Items from a data source
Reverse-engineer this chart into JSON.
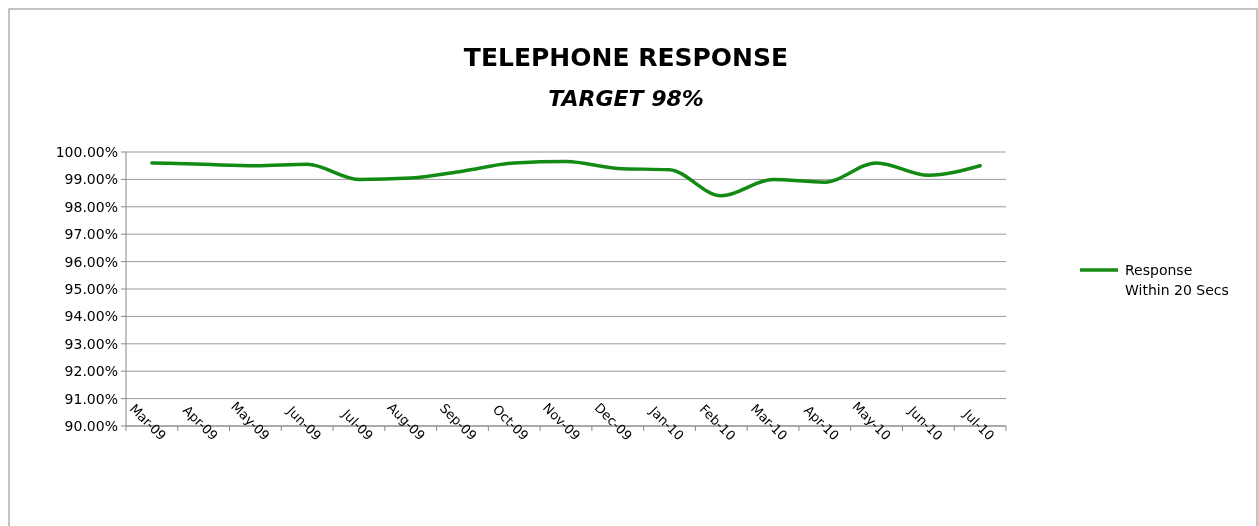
{
  "chart_data": {
    "type": "line",
    "title": "TELEPHONE RESPONSE",
    "subtitle": "TARGET 98%",
    "categories": [
      "Mar-09",
      "Apr-09",
      "May-09",
      "Jun-09",
      "Jul-09",
      "Aug-09",
      "Sep-09",
      "Oct-09",
      "Nov-09",
      "Dec-09",
      "Jan-10",
      "Feb-10",
      "Mar-10",
      "Apr-10",
      "May-10",
      "Jun-10",
      "Jul-10"
    ],
    "series": [
      {
        "name": "Response Within 20 Secs",
        "color": "#138a13",
        "values": [
          99.6,
          99.55,
          99.5,
          99.55,
          99.0,
          99.05,
          99.3,
          99.6,
          99.65,
          99.4,
          99.35,
          98.4,
          99.0,
          98.9,
          99.6,
          99.15,
          99.5
        ]
      }
    ],
    "ylim": [
      90,
      100
    ],
    "yticks": [
      {
        "value": 90,
        "label": "90.00%"
      },
      {
        "value": 91,
        "label": "91.00%"
      },
      {
        "value": 92,
        "label": "92.00%"
      },
      {
        "value": 93,
        "label": "93.00%"
      },
      {
        "value": 94,
        "label": "94.00%"
      },
      {
        "value": 95,
        "label": "95.00%"
      },
      {
        "value": 96,
        "label": "96.00%"
      },
      {
        "value": 97,
        "label": "97.00%"
      },
      {
        "value": 98,
        "label": "98.00%"
      },
      {
        "value": 99,
        "label": "99.00%"
      },
      {
        "value": 100,
        "label": "100.00%"
      }
    ],
    "grid": "y",
    "legend": "right",
    "marker": "none",
    "line_style": "solid"
  }
}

**TASK DIRECTIONS**
Reproduce the entries above without change, omitting all pictures.

**TASK RESULT**
Reverse-engineer this chart into JSON.
{
  "chart_data": {
    "type": "line",
    "title": "TELEPHONE RESPONSE",
    "subtitle": "TARGET 98%",
    "categories": [
      "Mar-09",
      "Apr-09",
      "May-09",
      "Jun-09",
      "Jul-09",
      "Aug-09",
      "Sep-09",
      "Oct-09",
      "Nov-09",
      "Dec-09",
      "Jan-10",
      "Feb-10",
      "Mar-10",
      "Apr-10",
      "May-10",
      "Jun-10",
      "Jul-10"
    ],
    "series": [
      {
        "name": "Response Within 20 Secs",
        "color": "#138a13",
        "values": [
          99.6,
          99.55,
          99.5,
          99.55,
          99.0,
          99.05,
          99.3,
          99.6,
          99.65,
          99.4,
          99.35,
          98.4,
          99.0,
          98.9,
          99.6,
          99.15,
          99.5
        ]
      }
    ],
    "ylim": [
      90,
      100
    ],
    "yticks": [
      {
        "value": 90,
        "label": "90.00%"
      },
      {
        "value": 91,
        "label": "91.00%"
      },
      {
        "value": 92,
        "label": "92.00%"
      },
      {
        "value": 93,
        "label": "93.00%"
      },
      {
        "value": 94,
        "label": "94.00%"
      },
      {
        "value": 95,
        "label": "95.00%"
      },
      {
        "value": 96,
        "label": "96.00%"
      },
      {
        "value": 97,
        "label": "97.00%"
      },
      {
        "value": 98,
        "label": "98.00%"
      },
      {
        "value": 99,
        "label": "99.00%"
      },
      {
        "value": 100,
        "label": "100.00%"
      }
    ],
    "grid": "y",
    "legend": "right",
    "marker": "none",
    "line_style": "solid"
  }
}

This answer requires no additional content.